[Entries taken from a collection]
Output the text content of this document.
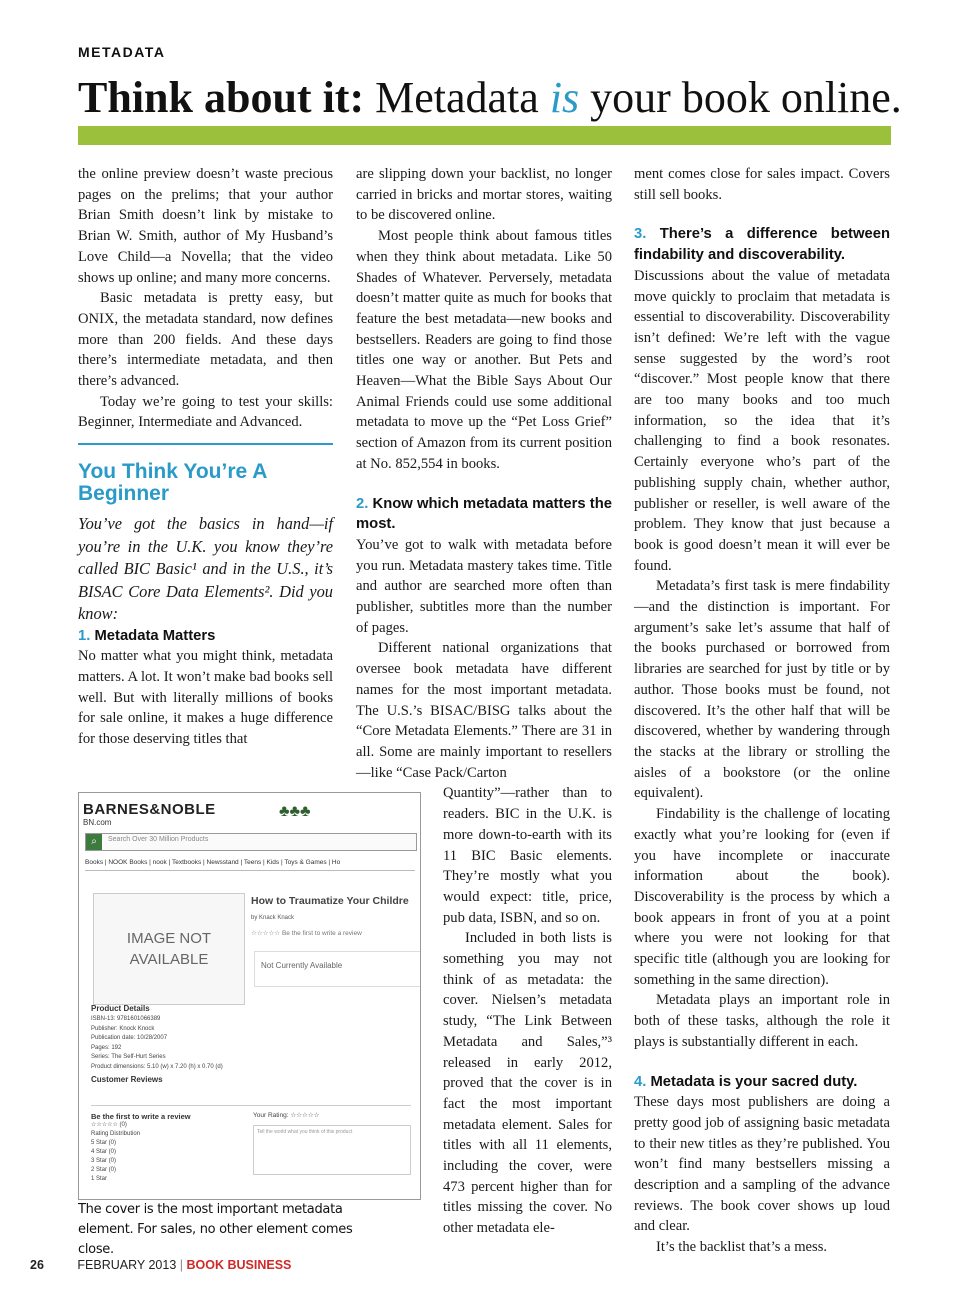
METADATA
Think about it: Metadata is your book online.

the online preview doesn’t waste precious pages on the prelims; that your author Brian Smith doesn’t link by mistake to Brian W. Smith, author of My Husband’s Love Child—a Novella; that the video shows up online; and many more concerns.

Basic metadata is pretty easy, but ONIX, the metadata standard, now defines more than 200 fields. And these days there’s intermediate metadata, and then there’s advanced.

Today we’re going to test your skills: Beginner, Intermediate and Advanced.

You Think You’re A Beginner

You’ve got the basics in hand—if you’re in the U.K. you know they’re called BIC Basic¹ and in the U.S., it’s BISAC Core Data Elements². Did you know:

1. Metadata Matters

No matter what you might think, metadata matters. A lot. It won’t make bad books sell well. But with literally millions of books for sale online, it makes a huge difference for those deserving titles that

are slipping down your backlist, no longer carried in bricks and mortar stores, waiting to be discovered online.

Most people think about famous titles when they think about metadata. Like 50 Shades of Whatever. Perversely, metadata doesn’t matter quite as much for books that feature the best metadata—new books and bestsellers. Readers are going to find those titles one way or another. But Pets and Heaven—What the Bible Says About Our Animal Friends could use some additional metadata to move up the “Pet Loss Grief” section of Amazon from its current position at No. 852,554 in books.

2. Know which metadata matters the most.

You’ve got to walk with metadata before you run. Metadata mastery takes time. Title and author are searched more often than publisher, subtitles more than the number of pages.

Different national organizations that oversee book metadata have different names for the most important metadata. The U.S.’s BISAC/BISG talks about the “Core Metadata Elements.” There are 31 in all. Some are mainly important to resellers—like “Case Pack/Carton

Quantity”—rather than to readers. BIC in the U.K. is more down-to-earth with its 11 BIC Basic elements. They’re mostly what you would expect: title, price, pub data, ISBN, and so on.

Included in both lists is something you may not think of as metadata: the cover. Nielsen’s metadata study, “The Link Between Metadata and Sales,”³ released in early 2012, proved that the cover is in fact the most important metadata element. Sales for titles with all 11 elements, including the cover, were 473 percent higher than for titles missing the cover. No other metadata ele-

ment comes close for sales impact. Covers still sell books.

3. There’s a difference between findability and discoverability.

Discussions about the value of metadata move quickly to proclaim that metadata is essential to discoverability. Discoverability isn’t defined: We’re left with the vague sense suggested by the word’s root “discover.” Most people know that there are too many books and too much information, so the idea that it’s challenging to find a book resonates. Certainly everyone who’s part of the publishing supply chain, whether author, publisher or reseller, is well aware of the problem. They know that just because a book is good doesn’t mean it will ever be found.

Metadata’s first task is mere findability—and the distinction is important. For argument’s sake let’s assume that half of the books purchased or borrowed from libraries are searched for just by title or by author. Those books must be found, not discovered. It’s the other half that will be discovered, whether by wandering through the stacks at the library or strolling the aisles of a bookstore (or the online equivalent).

Findability is the challenge of locating exactly what you’re looking for (even if you have incomplete or inaccurate information about the book). Discoverability is the process by which a book appears in front of you at a point where you were not looking for that specific title (although you are looking for something in the same direction).

Metadata plays an important role in both of these tasks, although the role it plays is substantially different in each.

4. Metadata is your sacred duty.

These days most publishers are doing a pretty good job of assigning basic metadata to their new titles as they’re published. You won’t find many bestsellers missing a description and a sampling of the advance reviews. The book cover shows up loud and clear.

It’s the backlist that’s a mess.

BARNES&NOBLE
BN.com
♣♣♣
⌕	Search Over 30 Million Products
Books | NOOK Books | nook | Textbooks | Newsstand | Teens | Kids | Toys & Games | Ho
IMAGE NOT AVAILABLE
How to Traumatize Your Childre
by Knack Knack
☆☆☆☆☆ Be the first to write a review
Not Currently Available
Product Details
ISBN-13: 9781601066389
Publisher: Knock Knock
Publication date: 10/28/2007
Pages: 192
Series: The Self-Hurt Series
Product dimensions: 5.10 (w) x 7.20 (h) x 0.70 (d)
Customer Reviews
Be the first to write a review
☆☆☆☆☆ (0)
Rating Distribution
5 Star (0)
4 Star (0)
3 Star (0)
2 Star (0)
1 Star
Your Rating: ☆☆☆☆☆
Tell the world what you think of this product
The cover is the most important metadata element. For sales, no other element comes close.
26	FEBRUARY 2013 | BOOK BUSINESS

▸ **WHAT YOU ARE ASKED TO DO**: Repeat all the records above exactly, leaving out any pictures.

▸ **SOLUTION FOR THIS EXERCISE**:
Output the text content of this document.
METADATA
Think about it: Metadata is your book online.

the online preview doesn’t waste precious pages on the prelims; that your author Brian Smith doesn’t link by mistake to Brian W. Smith, author of My Husband’s Love Child—a Novella; that the video shows up online; and many more concerns.

Basic metadata is pretty easy, but ONIX, the metadata standard, now defines more than 200 fields. And these days there’s intermediate metadata, and then there’s advanced.

Today we’re going to test your skills: Beginner, Intermediate and Advanced.

You Think You’re A Beginner

You’ve got the basics in hand—if you’re in the U.K. you know they’re called BIC Basic¹ and in the U.S., it’s BISAC Core Data Elements². Did you know:

1. Metadata Matters

No matter what you might think, metadata matters. A lot. It won’t make bad books sell well. But with literally millions of books for sale online, it makes a huge difference for those deserving titles that

are slipping down your backlist, no longer carried in bricks and mortar stores, waiting to be discovered online.

Most people think about famous titles when they think about metadata. Like 50 Shades of Whatever. Perversely, metadata doesn’t matter quite as much for books that feature the best metadata—new books and bestsellers. Readers are going to find those titles one way or another. But Pets and Heaven—What the Bible Says About Our Animal Friends could use some additional metadata to move up the “Pet Loss Grief” section of Amazon from its current position at No. 852,554 in books.

2. Know which metadata matters the most.

You’ve got to walk with metadata before you run. Metadata mastery takes time. Title and author are searched more often than publisher, subtitles more than the number of pages.

Different national organizations that oversee book metadata have different names for the most important metadata. The U.S.’s BISAC/BISG talks about the “Core Metadata Elements.” There are 31 in all. Some are mainly important to resellers—like “Case Pack/Carton

Quantity”—rather than to readers. BIC in the U.K. is more down-to-earth with its 11 BIC Basic elements. They’re mostly what you would expect: title, price, pub data, ISBN, and so on.

Included in both lists is something you may not think of as metadata: the cover. Nielsen’s metadata study, “The Link Between Metadata and Sales,”³ released in early 2012, proved that the cover is in fact the most important metadata element. Sales for titles with all 11 elements, including the cover, were 473 percent higher than for titles missing the cover. No other metadata ele-

ment comes close for sales impact. Covers still sell books.

3. There’s a difference between findability and discoverability.

Discussions about the value of metadata move quickly to proclaim that metadata is essential to discoverability. Discoverability isn’t defined: We’re left with the vague sense suggested by the word’s root “discover.” Most people know that there are too many books and too much information, so the idea that it’s challenging to find a book resonates. Certainly everyone who’s part of the publishing supply chain, whether author, publisher or reseller, is well aware of the problem. They know that just because a book is good doesn’t mean it will ever be found.

Metadata’s first task is mere findability—and the distinction is important. For argument’s sake let’s assume that half of the books purchased or borrowed from libraries are searched for just by title or by author. Those books must be found, not discovered. It’s the other half that will be discovered, whether by wandering through the stacks at the library or strolling the aisles of a bookstore (or the online equivalent).

Findability is the challenge of locating exactly what you’re looking for (even if you have incomplete or inaccurate information about the book). Discoverability is the process by which a book appears in front of you at a point where you were not looking for that specific title (although you are looking for something in the same direction).

Metadata plays an important role in both of these tasks, although the role it plays is substantially different in each.

4. Metadata is your sacred duty.

These days most publishers are doing a pretty good job of assigning basic metadata to their new titles as they’re published. You won’t find many bestsellers missing a description and a sampling of the advance reviews. The book cover shows up loud and clear.

It’s the backlist that’s a mess.

BARNES&NOBLE
BN.com
♣♣♣
⌕	Search Over 30 Million Products
Books | NOOK Books | nook | Textbooks | Newsstand | Teens | Kids | Toys & Games | Ho
IMAGE NOT AVAILABLE
How to Traumatize Your Childre
by Knack Knack
☆☆☆☆☆ Be the first to write a review
Not Currently Available
Product Details
ISBN-13: 9781601066389
Publisher: Knock Knock
Publication date: 10/28/2007
Pages: 192
Series: The Self-Hurt Series
Product dimensions: 5.10 (w) x 7.20 (h) x 0.70 (d)
Customer Reviews
Be the first to write a review
☆☆☆☆☆ (0)
Rating Distribution
5 Star (0)
4 Star (0)
3 Star (0)
2 Star (0)
1 Star
Your Rating: ☆☆☆☆☆
Tell the world what you think of this product
The cover is the most important metadata element. For sales, no other element comes close.
26	FEBRUARY 2013 | BOOK BUSINESS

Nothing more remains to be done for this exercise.